■ EXERCISE DETAILS
Count the lines below that contain the word "xlabel". Give only the number.

■ DATA SECTION
>> begin
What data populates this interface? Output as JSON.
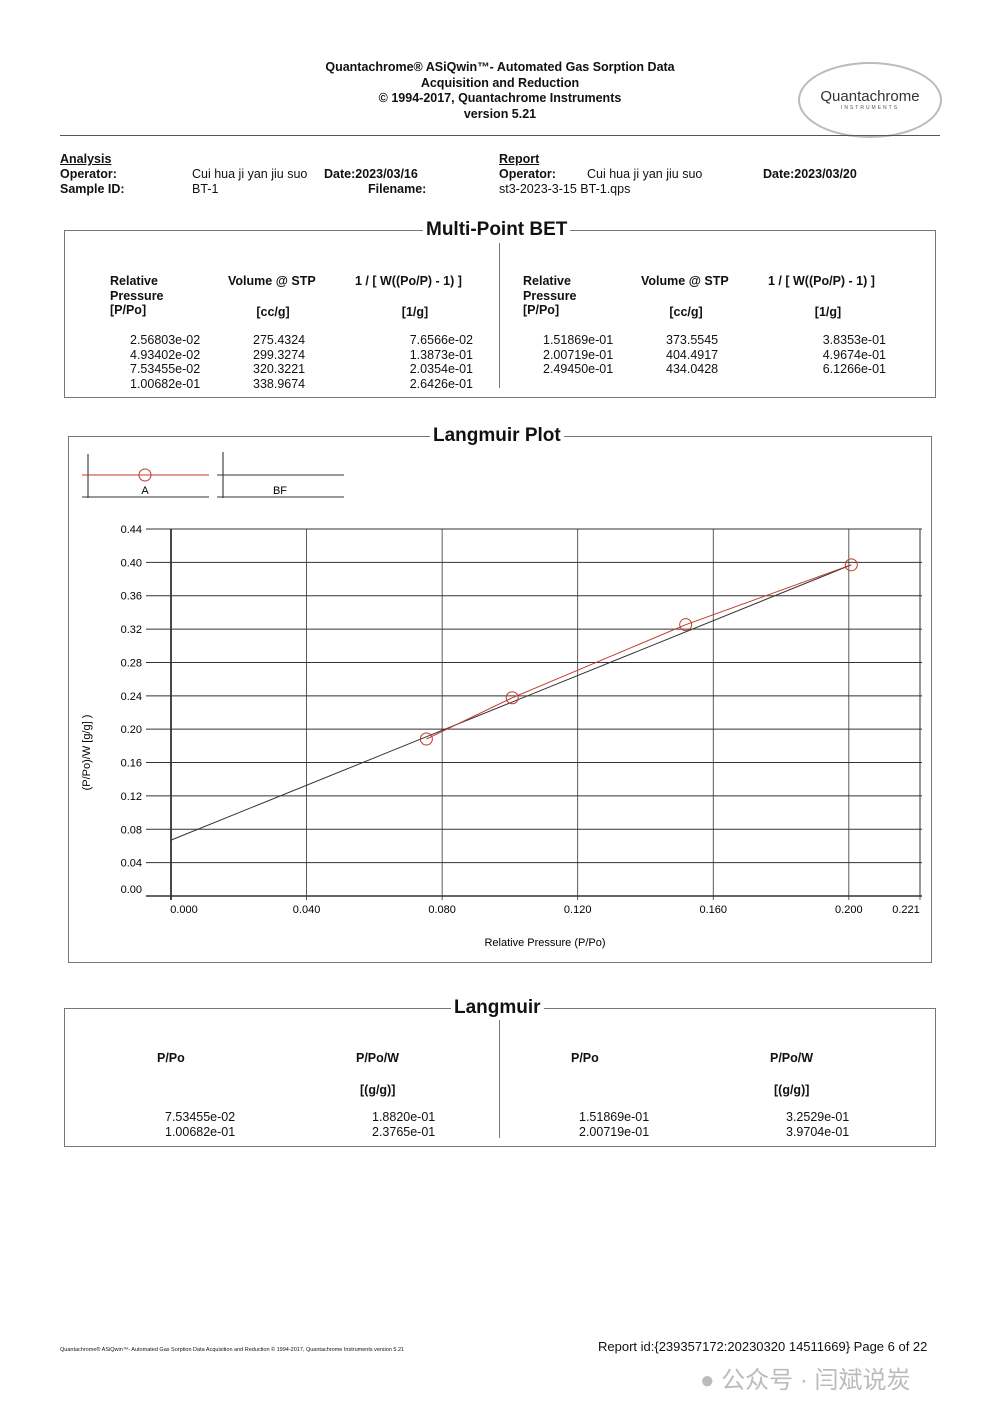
{
  "header": {
    "line1": "Quantachrome® ASiQwin™- Automated Gas Sorption Data",
    "line2": "Acquisition and Reduction",
    "line3": "© 1994-2017, Quantachrome Instruments",
    "line4": "version 5.21",
    "logo_text": "Quantachrome",
    "logo_sub": "INSTRUMENTS"
  },
  "analysis": {
    "heading": "Analysis",
    "operator_label": "Operator:",
    "operator": "Cui hua ji yan jiu suo",
    "date": "Date:2023/03/16",
    "sample_label": "Sample ID:",
    "sample": "BT-1",
    "filename_label": "Filename:"
  },
  "report": {
    "heading": "Report",
    "operator_label": "Operator:",
    "operator": "Cui hua ji yan jiu suo",
    "date": "Date:2023/03/20",
    "filename": "st3-2023-3-15  BT-1.qps"
  },
  "bet": {
    "title": "Multi-Point BET",
    "headers": [
      "Relative\nPressure\n[P/Po]",
      "Volume @ STP",
      "1 / [ W((Po/P) - 1) ]"
    ],
    "units": [
      "",
      "[cc/g]",
      "[1/g]"
    ],
    "left": [
      [
        "2.56803e-02",
        "275.4324",
        "7.6566e-02"
      ],
      [
        "4.93402e-02",
        "299.3274",
        "1.3873e-01"
      ],
      [
        "7.53455e-02",
        "320.3221",
        "2.0354e-01"
      ],
      [
        "1.00682e-01",
        "338.9674",
        "2.6426e-01"
      ]
    ],
    "right": [
      [
        "1.51869e-01",
        "373.5545",
        "3.8353e-01"
      ],
      [
        "2.00719e-01",
        "404.4917",
        "4.9674e-01"
      ],
      [
        "2.49450e-01",
        "434.0428",
        "6.1266e-01"
      ]
    ]
  },
  "chart_data": {
    "type": "scatter",
    "title": "Langmuir Plot",
    "xlabel": "Relative Pressure (P/Po)",
    "ylabel": "(P/Po)/W [g/g] )",
    "xlim": [
      0,
      0.221
    ],
    "ylim": [
      0,
      0.44
    ],
    "grid": true,
    "xticks": [
      "0.000",
      "0.040",
      "0.080",
      "0.120",
      "0.160",
      "0.200",
      "0.221"
    ],
    "yticks": [
      "0.44",
      "0.40",
      "0.36",
      "0.32",
      "0.28",
      "0.24",
      "0.20",
      "0.16",
      "0.12",
      "0.08",
      "0.04",
      "0.00"
    ],
    "legend": [
      "A",
      "BF"
    ],
    "series": [
      {
        "name": "A",
        "x": [
          0.0753455,
          0.100682,
          0.151869,
          0.200719
        ],
        "y": [
          0.1882,
          0.23765,
          0.32529,
          0.39704
        ],
        "color": "#c0392b"
      },
      {
        "name": "BF",
        "x": [
          0,
          0.2007
        ],
        "y": [
          0.067,
          0.397
        ],
        "color": "#333333"
      }
    ]
  },
  "langmuir": {
    "title": "Langmuir",
    "headers": [
      "P/Po",
      "P/Po/W"
    ],
    "unit": "[(g/g)]",
    "left": [
      [
        "7.53455e-02",
        "1.8820e-01"
      ],
      [
        "1.00682e-01",
        "2.3765e-01"
      ]
    ],
    "right": [
      [
        "1.51869e-01",
        "3.2529e-01"
      ],
      [
        "2.00719e-01",
        "3.9704e-01"
      ]
    ]
  },
  "footer": {
    "left": "Quantachrome® ASiQwin™- Automated Gas Sorption Data Acquisition and Reduction © 1994-2017, Quantachrome Instruments version 5.21",
    "right": "Report id:{239357172:20230320 14511669} Page 6 of 22",
    "watermark": "公众号 · 闫斌说炭"
  }
}
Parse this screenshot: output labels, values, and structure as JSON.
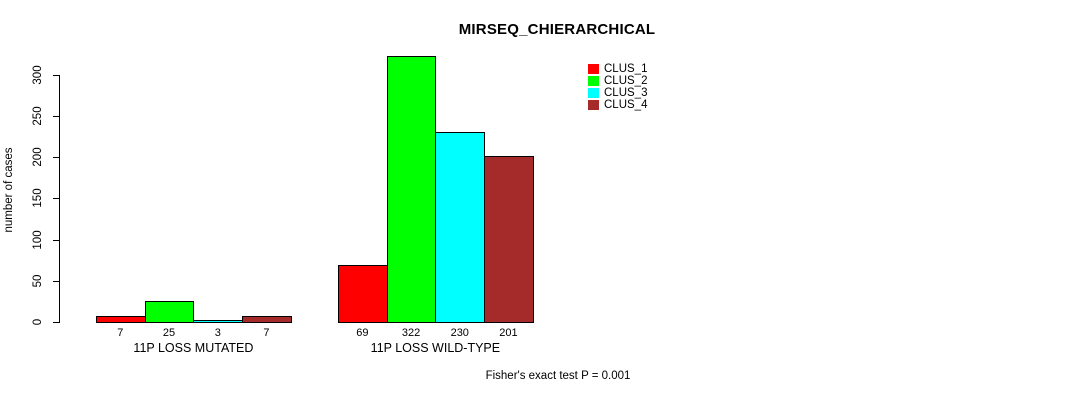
{
  "chart_data": {
    "type": "bar",
    "title": "MIRSEQ_CHIERARCHICAL",
    "ylabel": "number of cases",
    "xlabel": "",
    "categories": [
      "11P LOSS MUTATED",
      "11P LOSS WILD-TYPE"
    ],
    "series": [
      {
        "name": "CLUS_1",
        "color": "#FF0000",
        "values": [
          7,
          69
        ]
      },
      {
        "name": "CLUS_2",
        "color": "#00FF00",
        "values": [
          25,
          322
        ]
      },
      {
        "name": "CLUS_3",
        "color": "#00FFFF",
        "values": [
          3,
          230
        ]
      },
      {
        "name": "CLUS_4",
        "color": "#A52A2A",
        "values": [
          7,
          201
        ]
      }
    ],
    "bar_value_labels": [
      [
        "7",
        "25",
        "3",
        "7"
      ],
      [
        "69",
        "322",
        "230",
        "201"
      ]
    ],
    "yticks": [
      0,
      50,
      100,
      150,
      200,
      250,
      300
    ],
    "ylim": [
      0,
      322
    ],
    "grid": false,
    "legend_position": "top-right",
    "legend_box": false,
    "annotation": "Fisher's exact test P = 0.001",
    "bar_border_color": "#000000",
    "background_color": "#FFFFFF"
  }
}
>> end
■ RESPONSE TO THE EXERCISE
2